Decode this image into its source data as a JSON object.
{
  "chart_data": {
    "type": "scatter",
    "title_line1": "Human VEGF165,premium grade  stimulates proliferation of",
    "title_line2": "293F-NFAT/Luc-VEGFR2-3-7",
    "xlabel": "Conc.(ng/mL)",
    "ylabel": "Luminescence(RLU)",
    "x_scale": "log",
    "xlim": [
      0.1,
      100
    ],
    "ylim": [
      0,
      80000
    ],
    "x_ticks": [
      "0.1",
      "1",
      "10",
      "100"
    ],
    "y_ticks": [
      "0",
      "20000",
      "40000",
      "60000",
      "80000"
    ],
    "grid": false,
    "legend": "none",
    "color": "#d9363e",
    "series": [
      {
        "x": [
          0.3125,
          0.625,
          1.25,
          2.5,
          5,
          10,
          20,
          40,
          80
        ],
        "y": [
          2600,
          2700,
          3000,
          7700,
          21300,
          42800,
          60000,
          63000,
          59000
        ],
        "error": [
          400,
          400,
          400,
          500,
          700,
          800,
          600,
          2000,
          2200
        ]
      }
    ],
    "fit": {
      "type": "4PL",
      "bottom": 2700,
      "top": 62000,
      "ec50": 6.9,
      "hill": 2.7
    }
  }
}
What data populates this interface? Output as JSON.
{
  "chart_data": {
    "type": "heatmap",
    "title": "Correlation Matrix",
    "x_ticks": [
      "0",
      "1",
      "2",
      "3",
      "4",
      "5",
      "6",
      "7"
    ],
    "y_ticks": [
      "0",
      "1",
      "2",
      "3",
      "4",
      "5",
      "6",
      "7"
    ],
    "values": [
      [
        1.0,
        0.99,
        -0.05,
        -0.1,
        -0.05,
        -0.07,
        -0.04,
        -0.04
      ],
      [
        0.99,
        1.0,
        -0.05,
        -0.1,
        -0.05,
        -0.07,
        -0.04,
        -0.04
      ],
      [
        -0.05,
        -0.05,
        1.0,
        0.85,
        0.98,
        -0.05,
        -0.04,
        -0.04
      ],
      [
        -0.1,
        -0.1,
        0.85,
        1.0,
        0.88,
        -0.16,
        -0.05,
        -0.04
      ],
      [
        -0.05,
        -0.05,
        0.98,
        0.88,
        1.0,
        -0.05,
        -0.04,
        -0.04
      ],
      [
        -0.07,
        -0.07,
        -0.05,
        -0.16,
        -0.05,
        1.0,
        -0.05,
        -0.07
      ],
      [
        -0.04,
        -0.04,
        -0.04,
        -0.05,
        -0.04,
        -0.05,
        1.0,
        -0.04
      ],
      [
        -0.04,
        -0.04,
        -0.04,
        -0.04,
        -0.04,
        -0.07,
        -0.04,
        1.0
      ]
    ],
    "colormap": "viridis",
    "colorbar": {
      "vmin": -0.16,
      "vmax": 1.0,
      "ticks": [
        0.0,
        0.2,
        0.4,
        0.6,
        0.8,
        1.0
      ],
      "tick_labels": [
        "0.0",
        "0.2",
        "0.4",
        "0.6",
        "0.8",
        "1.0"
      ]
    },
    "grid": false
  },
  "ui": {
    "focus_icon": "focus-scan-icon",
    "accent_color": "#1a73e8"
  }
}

What needs to be done —
Look through the material and copy each line that has "JSON".

Written reply —
Decode this image into its source data as a JSON object.
What data populates this interface? Output as JSON.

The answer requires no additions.